• **The exercise**
Copy all lines that contain the word "icon".
— Start Supplied entries —
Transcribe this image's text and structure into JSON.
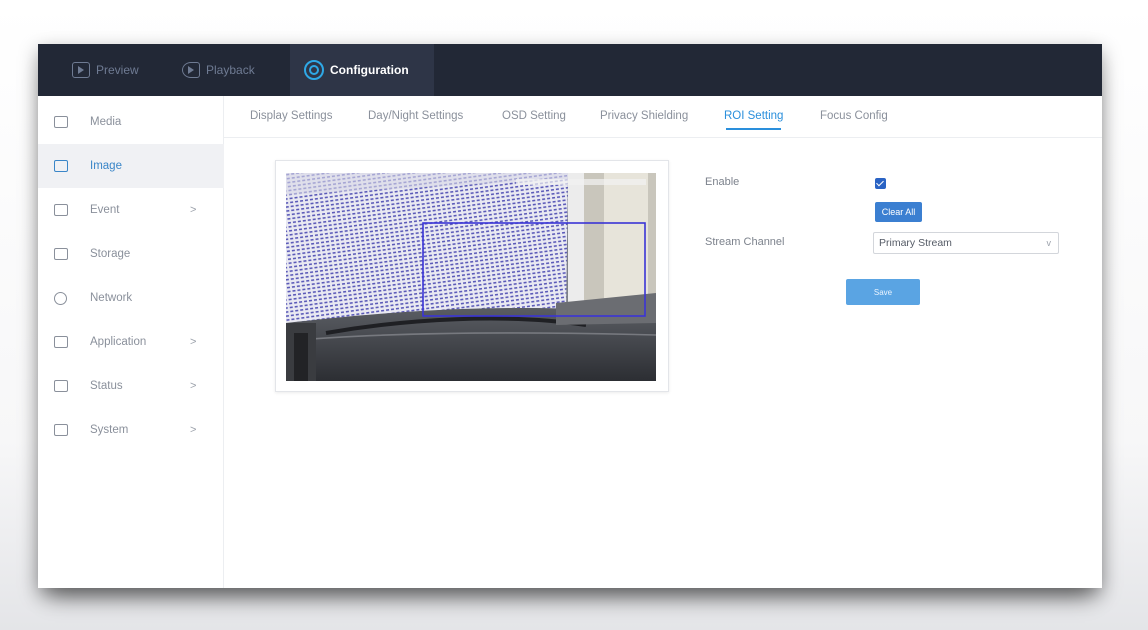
{
  "topnav": {
    "items": [
      {
        "label": "Preview",
        "icon": "preview-icon"
      },
      {
        "label": "Playback",
        "icon": "playback-icon"
      },
      {
        "label": "Configuration",
        "icon": "configuration-icon"
      }
    ],
    "active": "Configuration"
  },
  "sidebar": {
    "items": [
      {
        "label": "Media",
        "icon": "media-icon",
        "has_children": false
      },
      {
        "label": "Image",
        "icon": "image-icon",
        "has_children": false
      },
      {
        "label": "Event",
        "icon": "event-icon",
        "has_children": true,
        "chevron": ">"
      },
      {
        "label": "Storage",
        "icon": "storage-icon",
        "has_children": false
      },
      {
        "label": "Network",
        "icon": "network-icon",
        "has_children": false
      },
      {
        "label": "Application",
        "icon": "application-icon",
        "has_children": true,
        "chevron": ">"
      },
      {
        "label": "Status",
        "icon": "status-icon",
        "has_children": true,
        "chevron": ">"
      },
      {
        "label": "System",
        "icon": "system-icon",
        "has_children": true,
        "chevron": ">"
      }
    ],
    "active": "Image"
  },
  "tabs": {
    "items": [
      "Display Settings",
      "Day/Night Settings",
      "OSD Setting",
      "Privacy Shielding",
      "ROI Setting",
      "Focus Config"
    ],
    "active": "ROI Setting"
  },
  "form": {
    "enable_label": "Enable",
    "enable_checked": true,
    "clear_all_label": "Clear All",
    "stream_channel_label": "Stream Channel",
    "stream_channel_value": "Primary Stream",
    "save_label": "Save"
  },
  "colors": {
    "topbar": "#222836",
    "accent": "#2a8fdc",
    "roi_box": "#3a34d6",
    "button": "#3b7fd1"
  }
}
— End Supplied entries —
• **Output of the exercise**
        "icon": "preview-icon"
        "icon": "playback-icon"
        "icon": "configuration-icon"
        "icon": "media-icon",
        "icon": "image-icon",
        "icon": "event-icon",
        "icon": "storage-icon",
        "icon": "network-icon",
        "icon": "application-icon",
        "icon": "status-icon",
        "icon": "system-icon",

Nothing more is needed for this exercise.